DATA LISTING.
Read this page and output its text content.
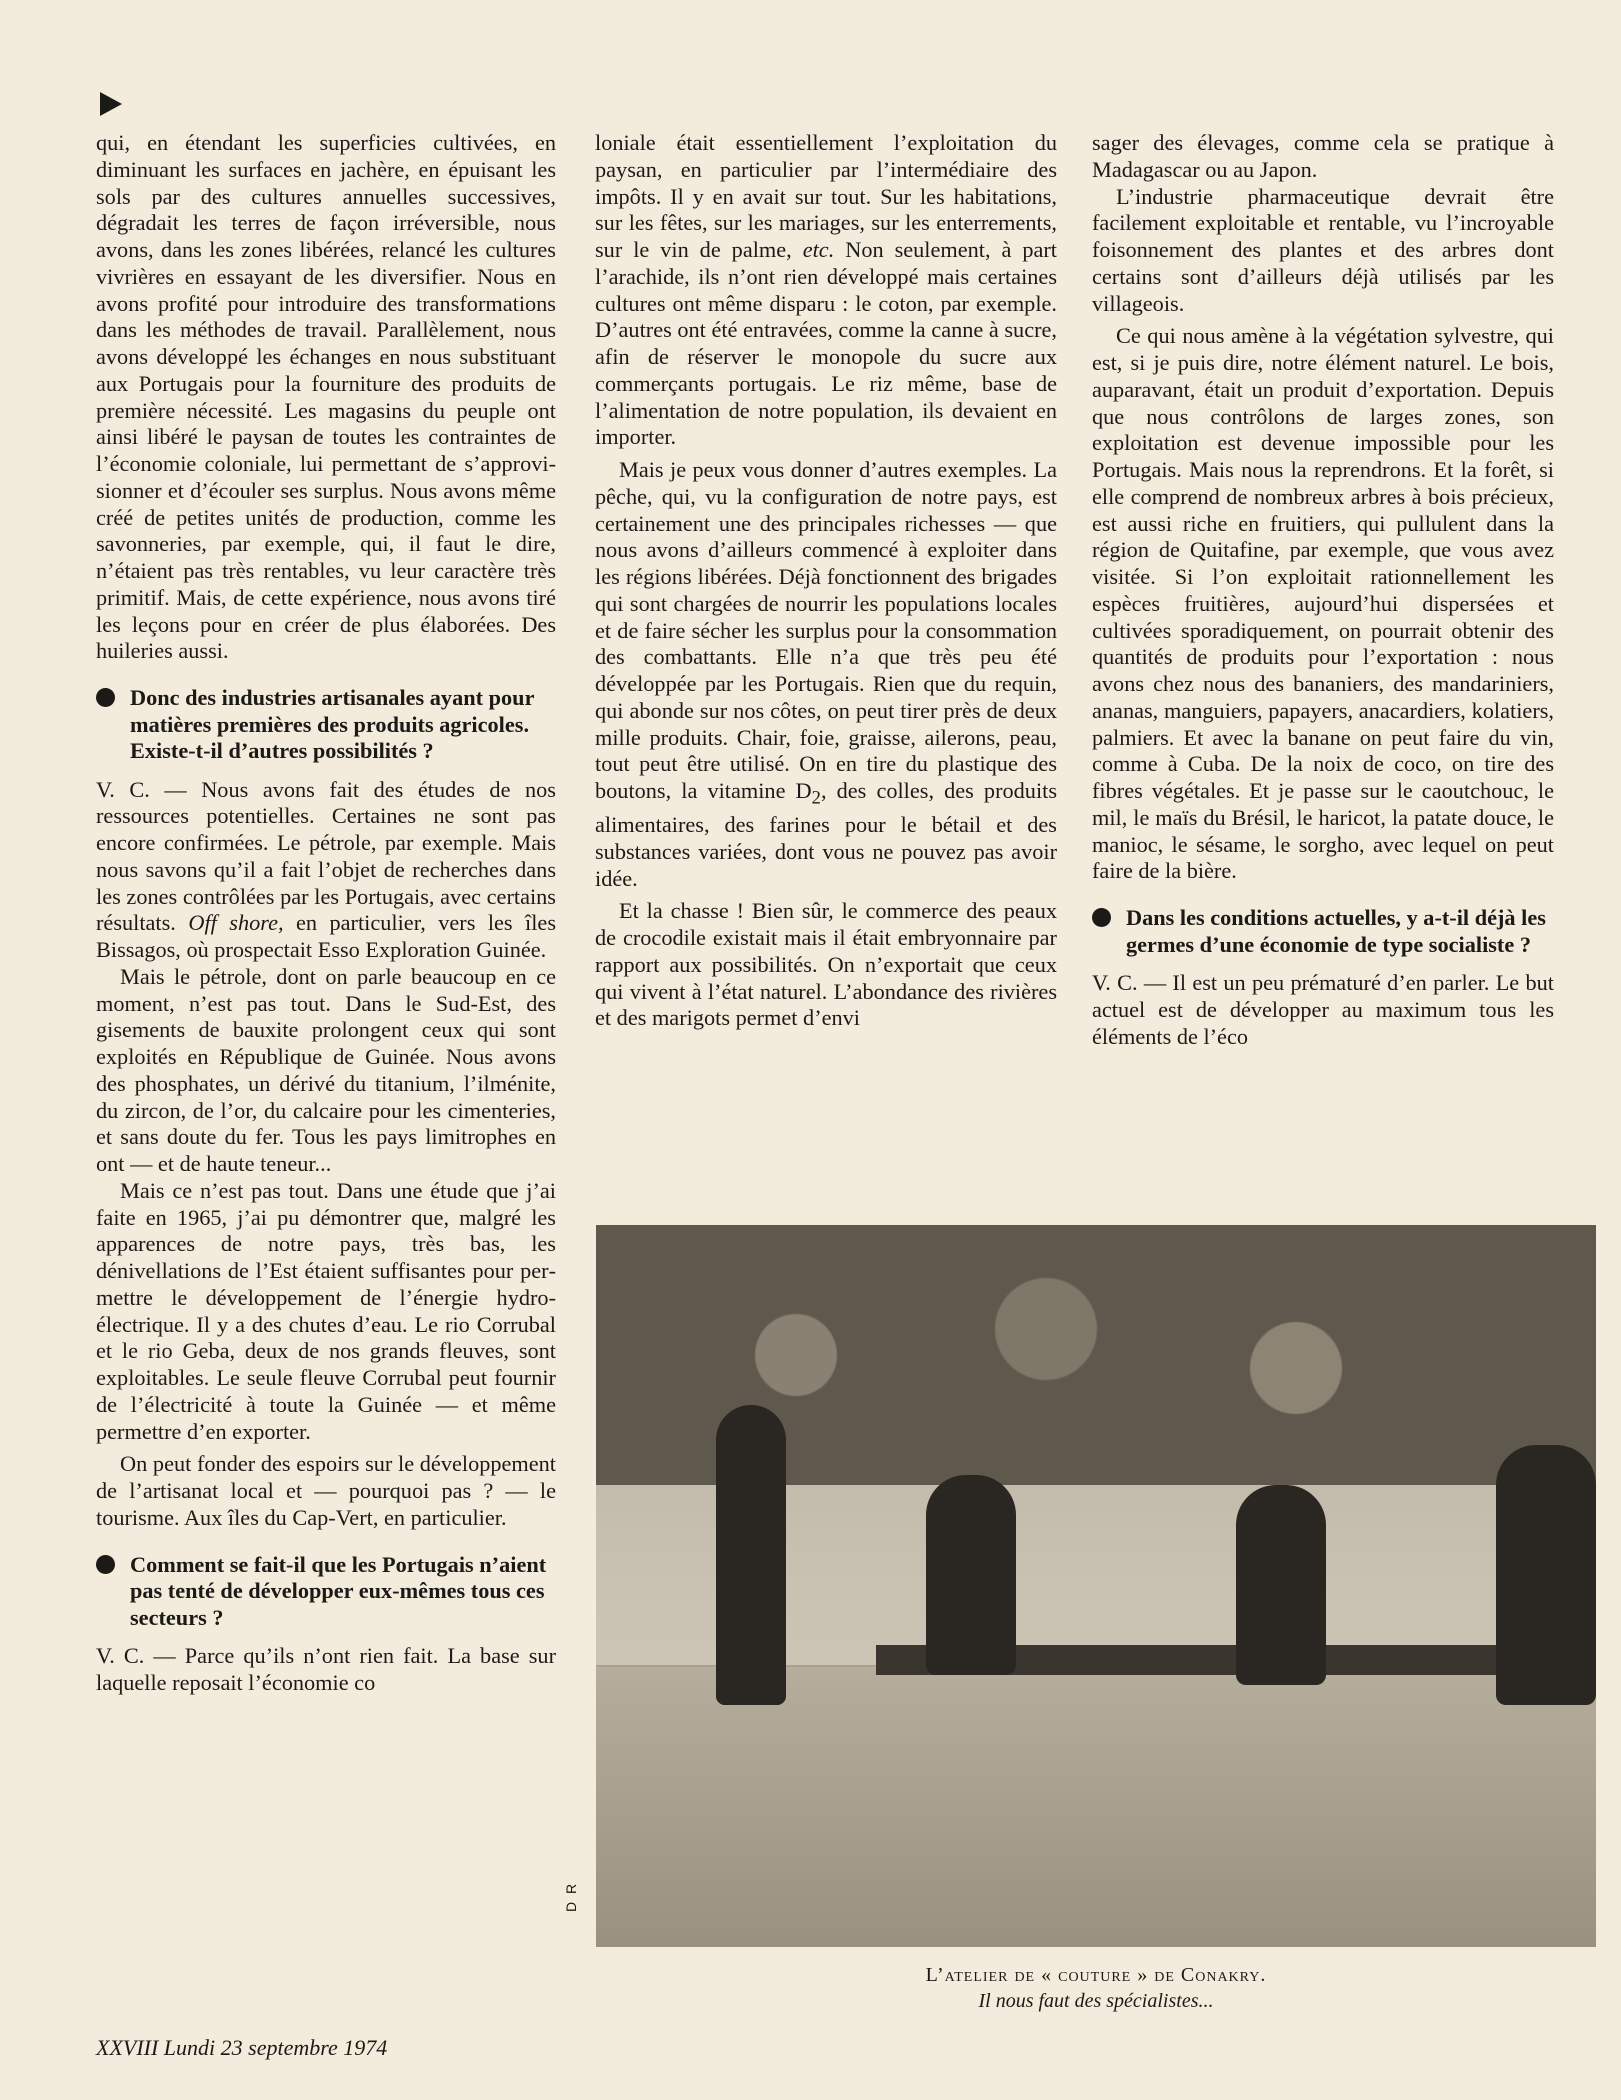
qui, en étendant les superficies cultivées, en diminuant les surfaces en jachère, en épuisant les sols par des cultures annuelles successives, dégradait les terres de façon irréversible, nous avons, dans les zones libérées, relancé les cultures vivrières en essayant de les diversifier. Nous en avons profité pour introduire des transformations dans les méthodes de travail. Parallèlement, nous avons développé les échanges en nous substituant aux Portugais pour la fourniture des produits de première nécessité. Les magasins du peuple ont ainsi libéré le paysan de toutes les contraintes de l’économie coloniale, lui permettant de s’approvisionner et d’écouler ses surplus. Nous avons même créé de petites unités de production, comme les savonneries, par exemple, qui, il faut le dire, n’étaient pas très rentables, vu leur caractère très primitif. Mais, de cette expérience, nous avons tiré les leçons pour en créer de plus élaborées. Des huileries aussi.

Donc des industries artisanales ayant pour matières premières des produits agricoles. Existe-t-il d’autres possibilités ?

V. C. — Nous avons fait des études de nos ressources potentielles. Certaines ne sont pas encore confirmées. Le pétrole, par exemple. Mais nous savons qu’il a fait l’objet de recherches dans les zones contrôlées par les Portugais, avec certains résultats. Off shore, en particulier, vers les îles Bissagos, où prospectait Esso Exploration Guinée.

Mais le pétrole, dont on parle beaucoup en ce moment, n’est pas tout. Dans le Sud-Est, des gisements de bauxite prolongent ceux qui sont exploités en République de Guinée. Nous avons des phosphates, un dérivé du titanium, l’ilménite, du zircon, de l’or, du calcaire pour les cimenteries, et sans doute du fer. Tous les pays limitrophes en ont — et de haute teneur...

Mais ce n’est pas tout. Dans une étude que j’ai faite en 1965, j’ai pu démontrer que, malgré les apparences de notre pays, très bas, les dénivellations de l’Est étaient suffisantes pour permettre le développement de l’énergie hydro-électrique. Il y a des chutes d’eau. Le rio Corrubal et le rio Geba, deux de nos grands fleuves, sont exploitables. Le seule fleuve Corrubal peut fournir de l’électricité à toute la Guinée — et même permettre d’en exporter.

On peut fonder des espoirs sur le développement de l’artisanat local et — pourquoi pas ? — le tourisme. Aux îles du Cap-Vert, en particulier.

Comment se fait-il que les Portugais n’aient pas tenté de développer eux-mêmes tous ces secteurs ?

V. C. — Parce qu’ils n’ont rien fait. La base sur laquelle reposait l’économie co

loniale était essentiellement l’exploitation du paysan, en particulier par l’intermédiaire des impôts. Il y en avait sur tout. Sur les habitations, sur les fêtes, sur les mariages, sur les enterrements, sur le vin de palme, etc. Non seulement, à part l’arachide, ils n’ont rien développé mais certaines cultures ont même disparu : le coton, par exemple. D’autres ont été entravées, comme la canne à sucre, afin de réserver le monopole du sucre aux commerçants portugais. Le riz même, base de l’alimentation de notre population, ils devaient en importer.

Mais je peux vous donner d’autres exemples. La pêche, qui, vu la configuration de notre pays, est certainement une des principales richesses — que nous avons d’ailleurs commencé à exploiter dans les régions libérées. Déjà fonctionnent des brigades qui sont chargées de nourrir les populations locales et de faire sécher les surplus pour la consommation des combattants. Elle n’a que très peu été développée par les Portugais. Rien que du requin, qui abonde sur nos côtes, on peut tirer près de deux mille produits. Chair, foie, graisse, ailerons, peau, tout peut être utilisé. On en tire du plastique des boutons, la vitamine $D_2$, des colles, des produits alimentaires, des farines pour le bétail et des substances variées, dont vous ne pouvez pas avoir idée.

Et la chasse ! Bien sûr, le commerce des peaux de crocodile existait mais il était embryonnaire par rapport aux possibilités. On n’exportait que ceux qui vivent à l’état naturel. L’abondance des rivières et des marigots permet d’envi

sager des élevages, comme cela se pratique à Madagascar ou au Japon.

L’industrie pharmaceutique devrait être facilement exploitable et rentable, vu l’incroyable foisonnement des plantes et des arbres dont certains sont d’ailleurs déjà utilisés par les villageois.

Ce qui nous amène à la végétation sylvestre, qui est, si je puis dire, notre élément naturel. Le bois, auparavant, était un produit d’exportation. Depuis que nous contrôlons de larges zones, son exploitation est devenue impossible pour les Portugais. Mais nous la reprendrons. Et la forêt, si elle comprend de nombreux arbres à bois précieux, est aussi riche en fruitiers, qui pullulent dans la région de Quitafine, par exemple, que vous avez visitée. Si l’on exploitait rationnellement les espèces fruitières, aujourd’hui dispersées et cultivées sporadiquement, on pourrait obtenir des quantités de produits pour l’exportation : nous avons chez nous des bananiers, des mandariniers, ananas, manguiers, papayers, anacardiers, kolatiers, palmiers. Et avec la banane on peut faire du vin, comme à Cuba. De la noix de coco, on tire des fibres végétales. Et je passe sur le caoutchouc, le mil, le maïs du Brésil, le haricot, la patate douce, le manioc, le sésame, le sorgho, avec lequel on peut faire de la bière.

Dans les conditions actuelles, y a-t-il déjà les germes d’une économie de type socialiste ?

V. C. — Il est un peu prématuré d’en parler. Le but actuel est de développer au maximum tous les éléments de l’éco

D R
L’atelier de « couture » de Conakry.
Il nous faut des spécialistes...
XXVIII Lundi 23 septembre 1974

TASK DESCRIPTION.
Transcribe each entry above exactly, apart from the pictures.

TASK SOLUTION.
Read this page and output its text content.
qui, en étendant les superficies cultivées, en diminuant les surfaces en jachère, en épuisant les sols par des cultures annuelles successives, dégradait les terres de façon irréversible, nous avons, dans les zones libérées, relancé les cultures vivrières en essayant de les diversifier. Nous en avons profité pour introduire des transformations dans les méthodes de travail. Parallèlement, nous avons développé les échanges en nous substituant aux Portugais pour la fourniture des produits de première nécessité. Les magasins du peuple ont ainsi libéré le paysan de toutes les contraintes de l’économie coloniale, lui permettant de s’approvisionner et d’écouler ses surplus. Nous avons même créé de petites unités de production, comme les savonneries, par exemple, qui, il faut le dire, n’étaient pas très rentables, vu leur caractère très primitif. Mais, de cette expérience, nous avons tiré les leçons pour en créer de plus élaborées. Des huileries aussi.

Donc des industries artisanales ayant pour matières premières des produits agricoles. Existe-t-il d’autres possibilités ?

V. C. — Nous avons fait des études de nos ressources potentielles. Certaines ne sont pas encore confirmées. Le pétrole, par exemple. Mais nous savons qu’il a fait l’objet de recherches dans les zones contrôlées par les Portugais, avec certains résultats. Off shore, en particulier, vers les îles Bissagos, où prospectait Esso Exploration Guinée.

Mais le pétrole, dont on parle beaucoup en ce moment, n’est pas tout. Dans le Sud-Est, des gisements de bauxite prolongent ceux qui sont exploités en République de Guinée. Nous avons des phosphates, un dérivé du titanium, l’ilménite, du zircon, de l’or, du calcaire pour les cimenteries, et sans doute du fer. Tous les pays limitrophes en ont — et de haute teneur...

Mais ce n’est pas tout. Dans une étude que j’ai faite en 1965, j’ai pu démontrer que, malgré les apparences de notre pays, très bas, les dénivellations de l’Est étaient suffisantes pour permettre le développement de l’énergie hydro-électrique. Il y a des chutes d’eau. Le rio Corrubal et le rio Geba, deux de nos grands fleuves, sont exploitables. Le seule fleuve Corrubal peut fournir de l’électricité à toute la Guinée — et même permettre d’en exporter.

On peut fonder des espoirs sur le développement de l’artisanat local et — pourquoi pas ? — le tourisme. Aux îles du Cap-Vert, en particulier.

Comment se fait-il que les Portugais n’aient pas tenté de développer eux-mêmes tous ces secteurs ?

V. C. — Parce qu’ils n’ont rien fait. La base sur laquelle reposait l’économie co

loniale était essentiellement l’exploitation du paysan, en particulier par l’intermédiaire des impôts. Il y en avait sur tout. Sur les habitations, sur les fêtes, sur les mariages, sur les enterrements, sur le vin de palme, etc. Non seulement, à part l’arachide, ils n’ont rien développé mais certaines cultures ont même disparu : le coton, par exemple. D’autres ont été entravées, comme la canne à sucre, afin de réserver le monopole du sucre aux commerçants portugais. Le riz même, base de l’alimentation de notre population, ils devaient en importer.

Mais je peux vous donner d’autres exemples. La pêche, qui, vu la configuration de notre pays, est certainement une des principales richesses — que nous avons d’ailleurs commencé à exploiter dans les régions libérées. Déjà fonctionnent des brigades qui sont chargées de nourrir les populations locales et de faire sécher les surplus pour la consommation des combattants. Elle n’a que très peu été développée par les Portugais. Rien que du requin, qui abonde sur nos côtes, on peut tirer près de deux mille produits. Chair, foie, graisse, ailerons, peau, tout peut être utilisé. On en tire du plastique des boutons, la vitamine $D_2$, des colles, des produits alimentaires, des farines pour le bétail et des substances variées, dont vous ne pouvez pas avoir idée.

Et la chasse ! Bien sûr, le commerce des peaux de crocodile existait mais il était embryonnaire par rapport aux possibilités. On n’exportait que ceux qui vivent à l’état naturel. L’abondance des rivières et des marigots permet d’envi

sager des élevages, comme cela se pratique à Madagascar ou au Japon.

L’industrie pharmaceutique devrait être facilement exploitable et rentable, vu l’incroyable foisonnement des plantes et des arbres dont certains sont d’ailleurs déjà utilisés par les villageois.

Ce qui nous amène à la végétation sylvestre, qui est, si je puis dire, notre élément naturel. Le bois, auparavant, était un produit d’exportation. Depuis que nous contrôlons de larges zones, son exploitation est devenue impossible pour les Portugais. Mais nous la reprendrons. Et la forêt, si elle comprend de nombreux arbres à bois précieux, est aussi riche en fruitiers, qui pullulent dans la région de Quitafine, par exemple, que vous avez visitée. Si l’on exploitait rationnellement les espèces fruitières, aujourd’hui dispersées et cultivées sporadiquement, on pourrait obtenir des quantités de produits pour l’exportation : nous avons chez nous des bananiers, des mandariniers, ananas, manguiers, papayers, anacardiers, kolatiers, palmiers. Et avec la banane on peut faire du vin, comme à Cuba. De la noix de coco, on tire des fibres végétales. Et je passe sur le caoutchouc, le mil, le maïs du Brésil, le haricot, la patate douce, le manioc, le sésame, le sorgho, avec lequel on peut faire de la bière.

Dans les conditions actuelles, y a-t-il déjà les germes d’une économie de type socialiste ?

V. C. — Il est un peu prématuré d’en parler. Le but actuel est de développer au maximum tous les éléments de l’éco

D R
L’atelier de « couture » de Conakry.
Il nous faut des spécialistes...
XXVIII Lundi 23 septembre 1974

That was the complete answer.